◆ Task
Reproduce every entry in the listing without alteration.

• • • •

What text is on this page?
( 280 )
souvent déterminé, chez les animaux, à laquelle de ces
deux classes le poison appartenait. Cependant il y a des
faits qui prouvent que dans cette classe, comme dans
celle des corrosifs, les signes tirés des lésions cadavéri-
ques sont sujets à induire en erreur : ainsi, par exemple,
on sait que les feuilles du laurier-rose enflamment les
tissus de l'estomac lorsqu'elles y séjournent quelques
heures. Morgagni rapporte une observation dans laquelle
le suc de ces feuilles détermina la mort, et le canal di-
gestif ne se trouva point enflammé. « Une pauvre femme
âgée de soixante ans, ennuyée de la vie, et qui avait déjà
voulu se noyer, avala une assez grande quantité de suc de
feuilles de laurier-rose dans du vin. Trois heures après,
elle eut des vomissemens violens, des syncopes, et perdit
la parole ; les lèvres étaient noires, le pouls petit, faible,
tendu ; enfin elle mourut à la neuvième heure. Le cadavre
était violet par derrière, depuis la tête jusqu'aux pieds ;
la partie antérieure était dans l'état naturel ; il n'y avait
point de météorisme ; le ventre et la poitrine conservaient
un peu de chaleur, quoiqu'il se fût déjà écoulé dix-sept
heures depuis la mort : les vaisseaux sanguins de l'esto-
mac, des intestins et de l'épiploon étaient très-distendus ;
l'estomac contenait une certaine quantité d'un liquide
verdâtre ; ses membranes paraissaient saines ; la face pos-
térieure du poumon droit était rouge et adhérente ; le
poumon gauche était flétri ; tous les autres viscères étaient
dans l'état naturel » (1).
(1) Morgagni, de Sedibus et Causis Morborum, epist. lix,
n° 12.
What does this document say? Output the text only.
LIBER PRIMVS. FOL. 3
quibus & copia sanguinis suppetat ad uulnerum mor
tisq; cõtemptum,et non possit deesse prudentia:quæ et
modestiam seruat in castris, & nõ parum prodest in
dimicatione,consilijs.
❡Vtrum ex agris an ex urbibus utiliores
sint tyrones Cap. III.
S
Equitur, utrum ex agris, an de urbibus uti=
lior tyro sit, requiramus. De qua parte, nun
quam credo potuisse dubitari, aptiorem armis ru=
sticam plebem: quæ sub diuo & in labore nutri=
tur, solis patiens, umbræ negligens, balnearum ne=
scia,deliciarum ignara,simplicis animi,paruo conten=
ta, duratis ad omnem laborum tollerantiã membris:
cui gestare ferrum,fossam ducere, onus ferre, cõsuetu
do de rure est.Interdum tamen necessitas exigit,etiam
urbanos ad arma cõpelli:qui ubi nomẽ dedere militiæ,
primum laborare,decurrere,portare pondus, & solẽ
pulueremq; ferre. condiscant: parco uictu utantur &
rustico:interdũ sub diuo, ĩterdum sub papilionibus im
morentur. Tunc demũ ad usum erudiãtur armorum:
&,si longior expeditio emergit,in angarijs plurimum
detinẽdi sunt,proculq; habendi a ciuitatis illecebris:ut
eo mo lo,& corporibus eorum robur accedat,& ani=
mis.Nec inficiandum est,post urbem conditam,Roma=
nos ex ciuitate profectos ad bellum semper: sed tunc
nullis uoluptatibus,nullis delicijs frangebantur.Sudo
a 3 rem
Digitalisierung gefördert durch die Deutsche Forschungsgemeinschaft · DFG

• • • •

◆ Answer for the task
What text is on this page?
( 280 )
souvent déterminé, chez les animaux, à laquelle de ces
deux classes le poison appartenait. Cependant il y a des
faits qui prouvent que dans cette classe, comme dans
celle des corrosifs, les signes tirés des lésions cadavéri-
ques sont sujets à induire en erreur : ainsi, par exemple,
on sait que les feuilles du laurier-rose enflamment les
tissus de l'estomac lorsqu'elles y séjournent quelques
heures. Morgagni rapporte une observation dans laquelle
le suc de ces feuilles détermina la mort, et le canal di-
gestif ne se trouva point enflammé. « Une pauvre femme
âgée de soixante ans, ennuyée de la vie, et qui avait déjà
voulu se noyer, avala une assez grande quantité de suc de
feuilles de laurier-rose dans du vin. Trois heures après,
elle eut des vomissemens violens, des syncopes, et perdit
la parole ; les lèvres étaient noires, le pouls petit, faible,
tendu ; enfin elle mourut à la neuvième heure. Le cadavre
était violet par derrière, depuis la tête jusqu'aux pieds ;
la partie antérieure était dans l'état naturel ; il n'y avait
point de météorisme ; le ventre et la poitrine conservaient
un peu de chaleur, quoiqu'il se fût déjà écoulé dix-sept
heures depuis la mort : les vaisseaux sanguins de l'esto-
mac, des intestins et de l'épiploon étaient très-distendus ;
l'estomac contenait une certaine quantité d'un liquide
verdâtre ; ses membranes paraissaient saines ; la face pos-
térieure du poumon droit était rouge et adhérente ; le
poumon gauche était flétri ; tous les autres viscères étaient
dans l'état naturel » (1).
(1) Morgagni, de Sedibus et Causis Morborum, epist. lix,
n° 12.
What does this document say? Output the text only.
LIBER PRIMVS. FOL. 3
quibus & copia sanguinis suppetat ad uulnerum mor
tisq; cõtemptum,et non possit deesse prudentia:quæ et
modestiam seruat in castris, & nõ parum prodest in
dimicatione,consilijs.
❡Vtrum ex agris an ex urbibus utiliores
sint tyrones Cap. III.
S
Equitur, utrum ex agris, an de urbibus uti=
lior tyro sit, requiramus. De qua parte, nun
quam credo potuisse dubitari, aptiorem armis ru=
sticam plebem: quæ sub diuo & in labore nutri=
tur, solis patiens, umbræ negligens, balnearum ne=
scia,deliciarum ignara,simplicis animi,paruo conten=
ta, duratis ad omnem laborum tollerantiã membris:
cui gestare ferrum,fossam ducere, onus ferre, cõsuetu
do de rure est.Interdum tamen necessitas exigit,etiam
urbanos ad arma cõpelli:qui ubi nomẽ dedere militiæ,
primum laborare,decurrere,portare pondus, & solẽ
pulueremq; ferre. condiscant: parco uictu utantur &
rustico:interdũ sub diuo, ĩterdum sub papilionibus im
morentur. Tunc demũ ad usum erudiãtur armorum:
&,si longior expeditio emergit,in angarijs plurimum
detinẽdi sunt,proculq; habendi a ciuitatis illecebris:ut
eo mo lo,& corporibus eorum robur accedat,& ani=
mis.Nec inficiandum est,post urbem conditam,Roma=
nos ex ciuitate profectos ad bellum semper: sed tunc
nullis uoluptatibus,nullis delicijs frangebantur.Sudo
a 3 rem
Digitalisierung gefördert durch die Deutsche Forschungsgemeinschaft · DFG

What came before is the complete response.